▸ **The problem**: Your task is to copy each line that has the word "code".

----- Entries -----

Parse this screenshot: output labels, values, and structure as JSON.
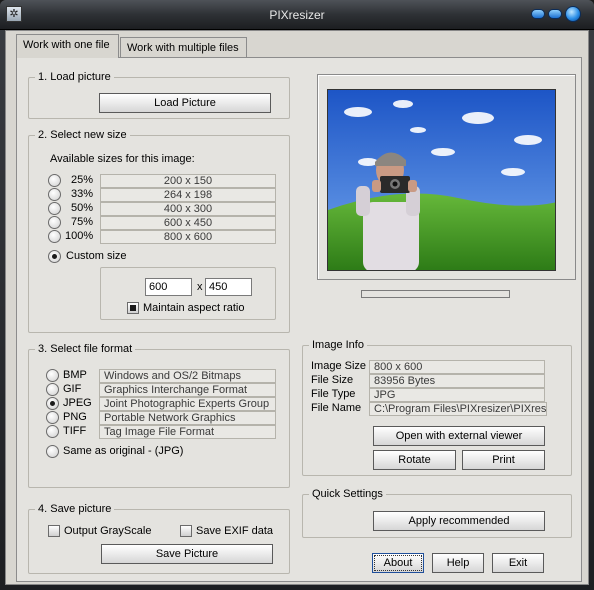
{
  "window": {
    "title": "PIXresizer"
  },
  "tabs": [
    "Work with one file",
    "Work with multiple files"
  ],
  "load": {
    "title": "1. Load picture",
    "button": "Load Picture"
  },
  "size": {
    "title": "2. Select new size",
    "available_label": "Available sizes for this image:",
    "options": [
      {
        "percent": "25%",
        "dims": "200  x  150"
      },
      {
        "percent": "33%",
        "dims": "264  x  198"
      },
      {
        "percent": "50%",
        "dims": "400  x  300"
      },
      {
        "percent": "75%",
        "dims": "600  x  450"
      },
      {
        "percent": "100%",
        "dims": "800  x  600"
      }
    ],
    "custom_label": "Custom size",
    "custom_width": "600",
    "times": "x",
    "custom_height": "450",
    "maintain_label": "Maintain aspect ratio"
  },
  "format": {
    "title": "3. Select file format",
    "options": [
      {
        "code": "BMP",
        "desc": "Windows and OS/2 Bitmaps"
      },
      {
        "code": "GIF",
        "desc": "Graphics Interchange Format"
      },
      {
        "code": "JPEG",
        "desc": "Joint Photographic Experts Group"
      },
      {
        "code": "PNG",
        "desc": "Portable Network Graphics"
      },
      {
        "code": "TIFF",
        "desc": "Tag Image File Format"
      }
    ],
    "same_label": "Same as original  - (JPG)"
  },
  "save": {
    "title": "4. Save picture",
    "grayscale_label": "Output GrayScale",
    "exif_label": "Save EXIF data",
    "button": "Save Picture"
  },
  "info": {
    "title": "Image Info",
    "rows": [
      {
        "label": "Image Size",
        "value": "800 x 600"
      },
      {
        "label": "File Size",
        "value": "83956 Bytes"
      },
      {
        "label": "File Type",
        "value": "JPG"
      },
      {
        "label": "File Name",
        "value": "C:\\Program Files\\PIXresizer\\PIXresiz"
      }
    ],
    "open_button": "Open with external viewer",
    "rotate_button": "Rotate",
    "print_button": "Print"
  },
  "quick": {
    "title": "Quick Settings",
    "button": "Apply recommended"
  },
  "footer": {
    "about": "About",
    "help": "Help",
    "exit": "Exit"
  },
  "colors": {
    "sky": "#2f6fd6",
    "grass": "#3f9a24",
    "title_bar": "#2e3135"
  }
}
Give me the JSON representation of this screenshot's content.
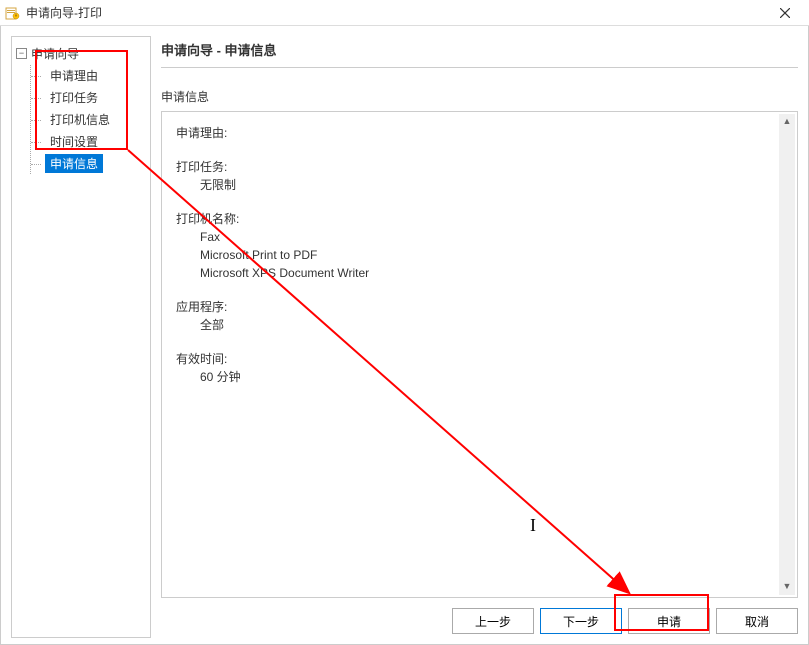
{
  "titlebar": {
    "title": "申请向导-打印"
  },
  "sidebar": {
    "root": "申请向导",
    "items": [
      {
        "label": "申请理由"
      },
      {
        "label": "打印任务"
      },
      {
        "label": "打印机信息"
      },
      {
        "label": "时间设置"
      },
      {
        "label": "申请信息",
        "selected": true
      }
    ]
  },
  "main": {
    "header": "申请向导 - 申请信息",
    "section_label": "申请信息",
    "info": {
      "reason_label": "申请理由:",
      "reason_value": "",
      "task_label": "打印任务:",
      "task_value": "无限制",
      "printer_label": "打印机名称:",
      "printer_values": [
        "Fax",
        "Microsoft Print to PDF",
        "Microsoft XPS Document Writer"
      ],
      "app_label": "应用程序:",
      "app_value": "全部",
      "time_label": "有效时间:",
      "time_value": "60 分钟"
    }
  },
  "buttons": {
    "prev": "上一步",
    "next": "下一步",
    "apply": "申请",
    "cancel": "取消"
  }
}
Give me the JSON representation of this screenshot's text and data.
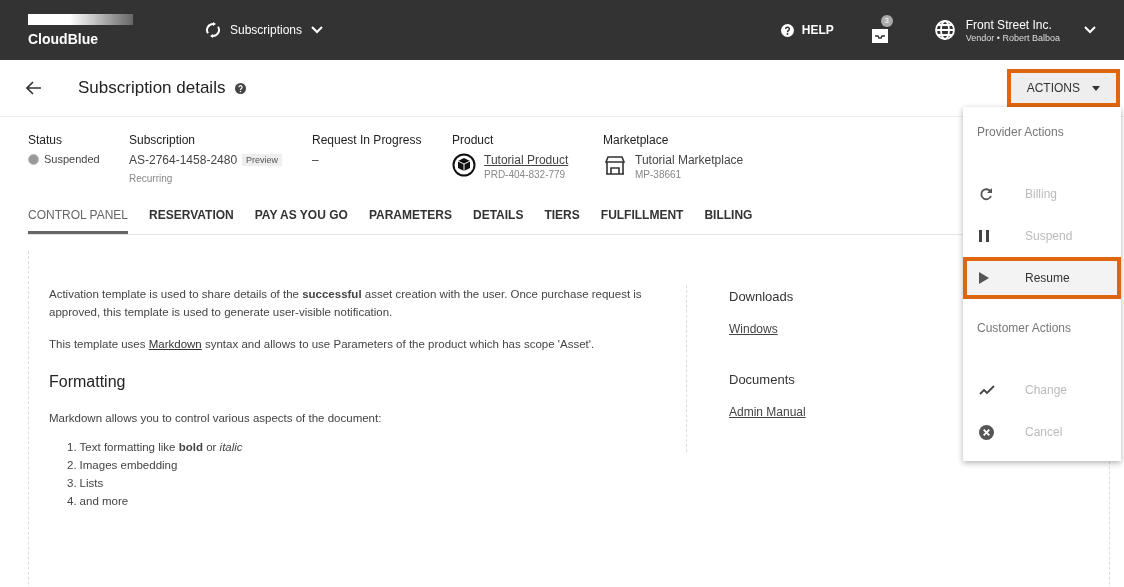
{
  "topbar": {
    "logo": "CloudBlue",
    "module": "Subscriptions",
    "help": "HELP",
    "notification_count": "3",
    "account": {
      "name": "Front Street Inc.",
      "role": "Vendor • Robert Balboa"
    }
  },
  "header": {
    "title": "Subscription details",
    "actions_button": {
      "label": "ACTIONS",
      "highlighted": true
    }
  },
  "summary": [
    {
      "kind": "status",
      "label": "Status",
      "value": "Suspended"
    },
    {
      "kind": "id",
      "label": "Subscription",
      "value": "AS-2764-1458-2480",
      "badge": "Preview",
      "sub": "Recurring"
    },
    {
      "kind": "text",
      "label": "Request In Progress",
      "value": "–"
    },
    {
      "kind": "product",
      "label": "Product",
      "value": "Tutorial Product",
      "sub": "PRD-404-832-779"
    },
    {
      "kind": "marketplace",
      "label": "Marketplace",
      "value": "Tutorial Marketplace",
      "sub": "MP-38661"
    }
  ],
  "tabs": [
    {
      "label": "CONTROL PANEL",
      "selected": true
    },
    {
      "label": "RESERVATION",
      "selected": false
    },
    {
      "label": "PAY AS YOU GO",
      "selected": false
    },
    {
      "label": "PARAMETERS",
      "selected": false
    },
    {
      "label": "DETAILS",
      "selected": false
    },
    {
      "label": "TIERS",
      "selected": false
    },
    {
      "label": "FULFILLMENT",
      "selected": false
    },
    {
      "label": "BILLING",
      "selected": false
    }
  ],
  "content": {
    "intro": "Activation template is used to share details of the **successful** asset creation with the user. Once purchase request is approved, this template is used to generate user-visible notification.",
    "markdown_note": {
      "before": "This template uses ",
      "link": "Markdown",
      "after": " syntax and allows to use Parameters of the product which has scope 'Asset'."
    },
    "heading": "Formatting",
    "lead": "Markdown allows you to control various aspects of the document:",
    "list": [
      {
        "number": "1.",
        "text": "Text formatting like **bold** or *italic*"
      },
      {
        "number": "2.",
        "text": "Images embedding"
      },
      {
        "number": "3.",
        "text": "Lists"
      },
      {
        "number": "4.",
        "text": "and more"
      }
    ]
  },
  "side": [
    {
      "title": "Downloads",
      "links": [
        "Windows"
      ]
    },
    {
      "title": "Documents",
      "links": [
        "Admin Manual"
      ]
    }
  ],
  "actions_menu": {
    "sections": [
      {
        "title": "Provider Actions",
        "items": [
          {
            "kind": "refresh",
            "label": "Billing",
            "disabled": true,
            "highlighted": false
          },
          {
            "kind": "pause",
            "label": "Suspend",
            "disabled": true,
            "highlighted": false
          },
          {
            "kind": "play",
            "label": "Resume",
            "disabled": false,
            "highlighted": true
          }
        ]
      },
      {
        "title": "Customer Actions",
        "items": [
          {
            "kind": "trend",
            "label": "Change",
            "disabled": true,
            "highlighted": false
          },
          {
            "kind": "cancel",
            "label": "Cancel",
            "disabled": true,
            "highlighted": false
          }
        ]
      }
    ]
  }
}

-----

▸ **Reply to the task**:
        "code": "BMP",
        "code": "GIF",
        "code": "JPEG",
        "code": "PNG",
        "code": "TIFF",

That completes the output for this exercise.